(Entries taken from a collection)
begin
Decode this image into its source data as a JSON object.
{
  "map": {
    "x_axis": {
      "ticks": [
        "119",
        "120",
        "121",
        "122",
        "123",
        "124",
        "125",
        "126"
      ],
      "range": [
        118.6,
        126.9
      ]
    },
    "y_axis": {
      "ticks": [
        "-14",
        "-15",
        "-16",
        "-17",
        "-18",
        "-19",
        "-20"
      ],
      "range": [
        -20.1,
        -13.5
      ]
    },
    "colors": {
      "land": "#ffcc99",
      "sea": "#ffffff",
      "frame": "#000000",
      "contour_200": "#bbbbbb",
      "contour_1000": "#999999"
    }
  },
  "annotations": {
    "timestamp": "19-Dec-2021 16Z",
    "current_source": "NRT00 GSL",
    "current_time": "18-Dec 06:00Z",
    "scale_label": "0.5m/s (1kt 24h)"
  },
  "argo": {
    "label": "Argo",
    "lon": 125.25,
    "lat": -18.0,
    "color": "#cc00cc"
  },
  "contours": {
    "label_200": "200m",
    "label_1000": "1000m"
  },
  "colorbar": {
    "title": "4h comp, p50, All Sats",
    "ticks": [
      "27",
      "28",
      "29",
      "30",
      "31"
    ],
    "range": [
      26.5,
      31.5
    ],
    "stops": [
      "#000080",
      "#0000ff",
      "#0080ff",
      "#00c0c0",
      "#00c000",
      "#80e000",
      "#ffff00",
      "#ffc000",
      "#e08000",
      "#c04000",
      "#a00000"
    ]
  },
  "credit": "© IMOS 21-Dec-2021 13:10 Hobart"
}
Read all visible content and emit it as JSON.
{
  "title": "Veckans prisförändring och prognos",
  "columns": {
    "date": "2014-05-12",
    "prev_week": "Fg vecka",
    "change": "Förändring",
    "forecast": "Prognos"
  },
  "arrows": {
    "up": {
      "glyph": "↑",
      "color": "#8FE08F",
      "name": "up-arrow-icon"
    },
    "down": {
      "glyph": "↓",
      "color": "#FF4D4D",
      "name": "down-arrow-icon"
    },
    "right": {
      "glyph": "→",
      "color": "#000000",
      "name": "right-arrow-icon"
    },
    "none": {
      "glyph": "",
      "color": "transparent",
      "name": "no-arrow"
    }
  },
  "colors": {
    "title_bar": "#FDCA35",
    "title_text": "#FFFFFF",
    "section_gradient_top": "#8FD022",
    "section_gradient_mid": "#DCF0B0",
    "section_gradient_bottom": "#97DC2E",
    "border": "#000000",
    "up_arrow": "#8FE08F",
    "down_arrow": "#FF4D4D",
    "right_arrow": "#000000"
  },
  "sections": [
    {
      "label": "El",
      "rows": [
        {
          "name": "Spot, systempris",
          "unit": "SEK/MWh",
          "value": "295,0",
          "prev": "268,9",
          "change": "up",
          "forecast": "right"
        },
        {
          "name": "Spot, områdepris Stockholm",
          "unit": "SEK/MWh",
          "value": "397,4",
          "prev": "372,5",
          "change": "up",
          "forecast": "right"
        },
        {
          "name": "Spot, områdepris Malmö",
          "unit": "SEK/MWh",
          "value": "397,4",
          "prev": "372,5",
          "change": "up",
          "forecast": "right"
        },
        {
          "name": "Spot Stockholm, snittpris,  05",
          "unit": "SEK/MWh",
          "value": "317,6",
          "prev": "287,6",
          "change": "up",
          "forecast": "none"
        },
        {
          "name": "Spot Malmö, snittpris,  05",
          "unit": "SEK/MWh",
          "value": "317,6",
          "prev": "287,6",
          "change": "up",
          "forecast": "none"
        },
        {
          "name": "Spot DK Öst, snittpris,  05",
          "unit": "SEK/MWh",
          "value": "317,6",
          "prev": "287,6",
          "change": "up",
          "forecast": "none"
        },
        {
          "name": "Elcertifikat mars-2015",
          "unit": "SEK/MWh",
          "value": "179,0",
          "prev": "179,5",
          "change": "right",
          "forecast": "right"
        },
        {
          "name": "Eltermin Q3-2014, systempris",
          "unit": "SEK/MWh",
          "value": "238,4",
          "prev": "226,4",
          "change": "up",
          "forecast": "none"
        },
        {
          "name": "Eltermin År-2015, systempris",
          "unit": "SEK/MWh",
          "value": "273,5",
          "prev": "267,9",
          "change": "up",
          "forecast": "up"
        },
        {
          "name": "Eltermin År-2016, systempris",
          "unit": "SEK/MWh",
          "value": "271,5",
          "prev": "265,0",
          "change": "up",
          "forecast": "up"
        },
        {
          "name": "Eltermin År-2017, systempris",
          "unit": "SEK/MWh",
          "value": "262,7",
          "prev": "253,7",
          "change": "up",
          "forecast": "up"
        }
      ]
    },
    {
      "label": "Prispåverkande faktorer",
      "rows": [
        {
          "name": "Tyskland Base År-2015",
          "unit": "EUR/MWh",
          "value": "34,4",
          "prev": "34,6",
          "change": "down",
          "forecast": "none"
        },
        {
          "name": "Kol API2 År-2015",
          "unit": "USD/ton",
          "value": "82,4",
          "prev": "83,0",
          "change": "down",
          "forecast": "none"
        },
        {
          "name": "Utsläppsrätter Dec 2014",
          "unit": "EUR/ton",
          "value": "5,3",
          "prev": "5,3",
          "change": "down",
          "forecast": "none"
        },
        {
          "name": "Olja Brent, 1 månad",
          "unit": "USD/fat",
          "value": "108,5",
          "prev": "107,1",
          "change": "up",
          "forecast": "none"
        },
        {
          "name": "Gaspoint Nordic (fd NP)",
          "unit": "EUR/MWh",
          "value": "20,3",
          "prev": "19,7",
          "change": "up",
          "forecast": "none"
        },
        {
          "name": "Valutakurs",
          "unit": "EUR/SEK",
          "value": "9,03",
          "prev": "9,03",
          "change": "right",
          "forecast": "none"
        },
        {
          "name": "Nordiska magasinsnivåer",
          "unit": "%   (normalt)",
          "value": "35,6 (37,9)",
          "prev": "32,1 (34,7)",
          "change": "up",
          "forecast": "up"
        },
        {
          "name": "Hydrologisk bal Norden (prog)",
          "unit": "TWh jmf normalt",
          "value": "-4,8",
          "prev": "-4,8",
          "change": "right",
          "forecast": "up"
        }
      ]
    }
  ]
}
end
For the data above, state only how many lines include the word "Malmö".

2